*Reading passage*:
▼▼▼

Ethiopia-Eritrea Border Opening; Impact on Travelers and Tourists in the Region

Eritrean women express their joy after crossing the border to attend the reopening border ceremony on 11 September. Source: STRINGER/AFP/Getty Images

After 20 years, border crossings between Ethiopia and Eritrea have reopened, months after the countries signed a peace deal.

Eritrean women express their joy after crossing the border to attend the reopening border ceremony on 11 September.
People living on either side of the border – which was disputed in a war between the countries that started back in 1998 – were reunited with friends and loved ones they had not been able to visit over the past two decades, reports the BBC. While the conflict ended in 2000, the countries still had not agreed a peace deal and the borders remained closed.

▲▲▲

*Challenge 1*: Pick out every line of the listing that contains the string "含利息和股利", matching case exactly.

*The records*:
▼▼▼

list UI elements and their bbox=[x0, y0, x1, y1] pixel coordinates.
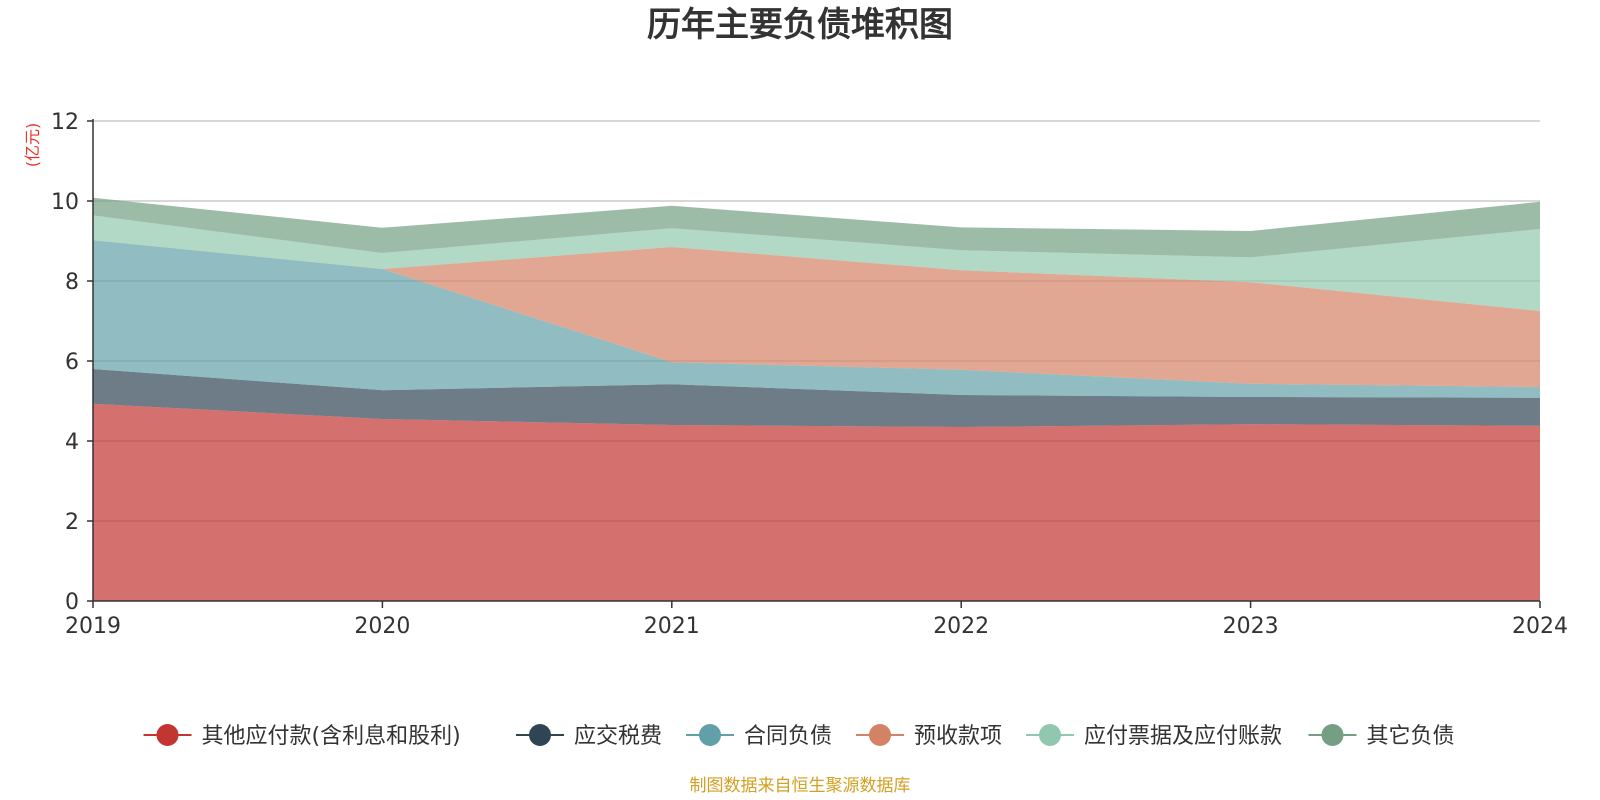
legend-marker bbox=[156, 724, 179, 746]
x-tick-label: 2019 bbox=[65, 614, 121, 639]
y-axis-unit-label: (亿元) bbox=[23, 123, 42, 168]
legend-marker bbox=[529, 724, 551, 746]
legend-label: 应交税费 bbox=[574, 724, 662, 749]
legend-marker bbox=[869, 724, 891, 746]
area-series-5 bbox=[93, 215, 1540, 311]
legend-item-1[interactable]: 其他应付款(含利息和股利) bbox=[143, 724, 461, 749]
x-tick-label: 2024 bbox=[1512, 614, 1568, 639]
y-tick-label: 6 bbox=[65, 350, 79, 375]
x-tick-label: 2022 bbox=[933, 614, 989, 639]
y-tick-label: 2 bbox=[65, 510, 79, 535]
legend-label: 应付票据及应付账款 bbox=[1084, 724, 1282, 749]
legend-item-5[interactable]: 应付票据及应付账款 bbox=[1026, 724, 1282, 749]
y-tick-label: 0 bbox=[65, 590, 79, 615]
legend-label: 预收款项 bbox=[914, 724, 1002, 749]
x-tick-label: 2020 bbox=[354, 614, 410, 639]
area-series-2 bbox=[93, 369, 1540, 427]
x-tick-label: 2023 bbox=[1223, 614, 1279, 639]
legend-marker bbox=[1039, 724, 1061, 746]
area-series-3 bbox=[93, 240, 1540, 398]
legend-label: 其它负债 bbox=[1367, 724, 1455, 749]
area-series-1 bbox=[93, 403, 1540, 601]
data-source-note: 制图数据来自恒生聚源数据库 bbox=[690, 776, 911, 796]
x-tick-label: 2021 bbox=[644, 614, 700, 639]
y-tick-label: 4 bbox=[65, 430, 79, 455]
area-series-6 bbox=[93, 197, 1540, 258]
legend-marker bbox=[1321, 724, 1344, 746]
y-tick-label: 10 bbox=[51, 190, 79, 215]
axes: 0 2 4 6 8 10 12 2019 2020 2021 2022 2023 2024 bbox=[51, 110, 1568, 639]
legend-item-3[interactable]: 合同负债 bbox=[686, 724, 832, 749]
legend-item-6[interactable]: 其它负债 bbox=[1308, 724, 1455, 749]
legend-marker bbox=[699, 724, 721, 746]
area-series-4 bbox=[93, 240, 1540, 387]
y-tick-label: 12 bbox=[51, 110, 79, 135]
legend-label: 其他应付款(含利息和股利) bbox=[202, 724, 461, 749]
legend-label: 合同负债 bbox=[744, 724, 832, 749]
chart-title: 历年主要负债堆积图 bbox=[647, 5, 953, 45]
legend-item-4[interactable]: 预收款项 bbox=[856, 724, 1002, 749]
legend: 其他应付款(含利息和股利) 应交税费 合同负债 预收款项 应付票据及应付账款 其它负债 bbox=[143, 724, 1455, 749]
legend-item-2[interactable]: 应交税费 bbox=[516, 724, 662, 749]
area-series-group bbox=[93, 197, 1540, 601]
y-tick-label: 8 bbox=[65, 270, 79, 295]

▲▲▲

*Challenge 2*: According to the article on the Ethiopia-Eritrea border reopening, in what year did the war between the two countries end?

*Written reply 1*:
legend-item-1[interactable]: 其他应付款(含利息和股利) bbox=[143, 724, 461, 749]
legend-label: 其他应付款(含利息和股利) bbox=[202, 724, 461, 749]
legend: 其他应付款(含利息和股利) 应交税费 合同负债 预收款项 应付票据及应付账款 其它负债 bbox=[143, 724, 1455, 749]

*Written reply 2*: 2000